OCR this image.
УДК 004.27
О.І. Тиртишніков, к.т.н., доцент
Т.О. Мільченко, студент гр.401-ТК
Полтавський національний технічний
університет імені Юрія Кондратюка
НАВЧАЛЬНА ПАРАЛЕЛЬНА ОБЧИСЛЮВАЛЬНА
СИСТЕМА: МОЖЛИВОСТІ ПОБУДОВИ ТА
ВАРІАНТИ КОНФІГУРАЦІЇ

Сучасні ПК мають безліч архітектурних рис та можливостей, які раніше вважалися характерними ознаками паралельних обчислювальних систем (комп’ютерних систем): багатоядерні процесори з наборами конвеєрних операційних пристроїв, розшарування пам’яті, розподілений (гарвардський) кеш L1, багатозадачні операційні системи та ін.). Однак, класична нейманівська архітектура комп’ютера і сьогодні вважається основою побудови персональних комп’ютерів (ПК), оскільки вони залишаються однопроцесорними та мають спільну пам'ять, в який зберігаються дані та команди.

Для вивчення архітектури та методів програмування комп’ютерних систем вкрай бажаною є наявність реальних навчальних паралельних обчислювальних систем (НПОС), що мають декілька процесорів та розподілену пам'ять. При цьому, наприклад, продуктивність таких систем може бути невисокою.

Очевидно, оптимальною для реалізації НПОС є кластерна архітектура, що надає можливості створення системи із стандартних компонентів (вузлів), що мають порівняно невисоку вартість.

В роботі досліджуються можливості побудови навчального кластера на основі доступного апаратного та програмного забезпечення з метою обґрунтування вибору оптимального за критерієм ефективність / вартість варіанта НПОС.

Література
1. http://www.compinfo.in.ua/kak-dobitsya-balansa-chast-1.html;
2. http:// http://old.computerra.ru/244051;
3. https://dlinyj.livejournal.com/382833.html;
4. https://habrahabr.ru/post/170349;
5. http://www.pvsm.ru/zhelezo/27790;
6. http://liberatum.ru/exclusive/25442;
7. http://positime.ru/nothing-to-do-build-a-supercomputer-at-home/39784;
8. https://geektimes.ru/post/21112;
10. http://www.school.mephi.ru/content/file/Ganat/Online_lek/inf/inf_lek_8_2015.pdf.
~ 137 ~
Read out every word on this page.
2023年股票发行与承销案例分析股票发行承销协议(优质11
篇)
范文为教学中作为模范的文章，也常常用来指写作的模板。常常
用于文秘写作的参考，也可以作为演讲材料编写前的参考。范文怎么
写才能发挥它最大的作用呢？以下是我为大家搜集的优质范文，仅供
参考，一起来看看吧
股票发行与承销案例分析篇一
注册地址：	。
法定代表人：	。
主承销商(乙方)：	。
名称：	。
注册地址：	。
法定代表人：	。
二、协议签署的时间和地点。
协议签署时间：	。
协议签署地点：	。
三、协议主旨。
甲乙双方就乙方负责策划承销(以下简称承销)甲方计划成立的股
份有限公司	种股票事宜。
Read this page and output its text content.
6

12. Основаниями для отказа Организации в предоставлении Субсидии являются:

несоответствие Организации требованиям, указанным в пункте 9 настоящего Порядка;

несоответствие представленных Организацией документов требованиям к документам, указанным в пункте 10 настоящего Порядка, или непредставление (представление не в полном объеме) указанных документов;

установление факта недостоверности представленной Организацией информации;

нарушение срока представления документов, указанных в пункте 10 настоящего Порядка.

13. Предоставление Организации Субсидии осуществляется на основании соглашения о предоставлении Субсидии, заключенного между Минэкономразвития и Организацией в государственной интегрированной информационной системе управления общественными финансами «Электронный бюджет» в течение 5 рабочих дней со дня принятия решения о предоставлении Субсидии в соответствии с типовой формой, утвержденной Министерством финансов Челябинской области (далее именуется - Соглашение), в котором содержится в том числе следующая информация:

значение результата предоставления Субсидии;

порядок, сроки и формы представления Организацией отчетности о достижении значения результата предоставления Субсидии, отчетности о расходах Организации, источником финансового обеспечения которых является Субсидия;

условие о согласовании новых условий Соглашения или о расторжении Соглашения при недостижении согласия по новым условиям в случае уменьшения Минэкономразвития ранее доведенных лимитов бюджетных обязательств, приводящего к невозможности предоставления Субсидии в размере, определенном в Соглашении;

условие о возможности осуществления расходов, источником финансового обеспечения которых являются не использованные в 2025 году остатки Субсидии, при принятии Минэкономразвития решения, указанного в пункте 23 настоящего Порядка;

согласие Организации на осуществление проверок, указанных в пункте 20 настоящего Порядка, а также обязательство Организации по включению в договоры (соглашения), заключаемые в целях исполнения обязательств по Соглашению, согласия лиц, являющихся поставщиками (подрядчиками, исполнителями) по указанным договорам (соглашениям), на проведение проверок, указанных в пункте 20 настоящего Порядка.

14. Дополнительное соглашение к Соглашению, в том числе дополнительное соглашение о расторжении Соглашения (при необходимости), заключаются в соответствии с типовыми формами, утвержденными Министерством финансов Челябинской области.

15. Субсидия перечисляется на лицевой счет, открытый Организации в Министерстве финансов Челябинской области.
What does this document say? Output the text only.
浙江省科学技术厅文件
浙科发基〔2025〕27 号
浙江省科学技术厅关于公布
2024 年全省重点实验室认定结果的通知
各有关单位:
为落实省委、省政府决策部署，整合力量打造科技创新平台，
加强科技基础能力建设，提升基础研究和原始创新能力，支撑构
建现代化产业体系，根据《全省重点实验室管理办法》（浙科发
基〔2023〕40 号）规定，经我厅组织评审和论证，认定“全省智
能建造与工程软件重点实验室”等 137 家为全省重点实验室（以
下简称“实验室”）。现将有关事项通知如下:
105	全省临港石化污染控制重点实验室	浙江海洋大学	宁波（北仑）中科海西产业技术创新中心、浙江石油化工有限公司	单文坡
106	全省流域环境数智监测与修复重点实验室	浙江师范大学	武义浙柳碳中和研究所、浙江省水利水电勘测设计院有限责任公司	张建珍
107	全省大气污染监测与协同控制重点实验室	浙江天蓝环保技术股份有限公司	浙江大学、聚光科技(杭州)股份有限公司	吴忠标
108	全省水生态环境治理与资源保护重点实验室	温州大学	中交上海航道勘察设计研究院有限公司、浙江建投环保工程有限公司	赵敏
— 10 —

+++

_Instruction:_ Search the preceding listing for "this" and extract every line where it is found.

_Full answer:_
OCR this image.
Read out every word on this page.
Read this page and output its text content.
What does this document say? Output the text only.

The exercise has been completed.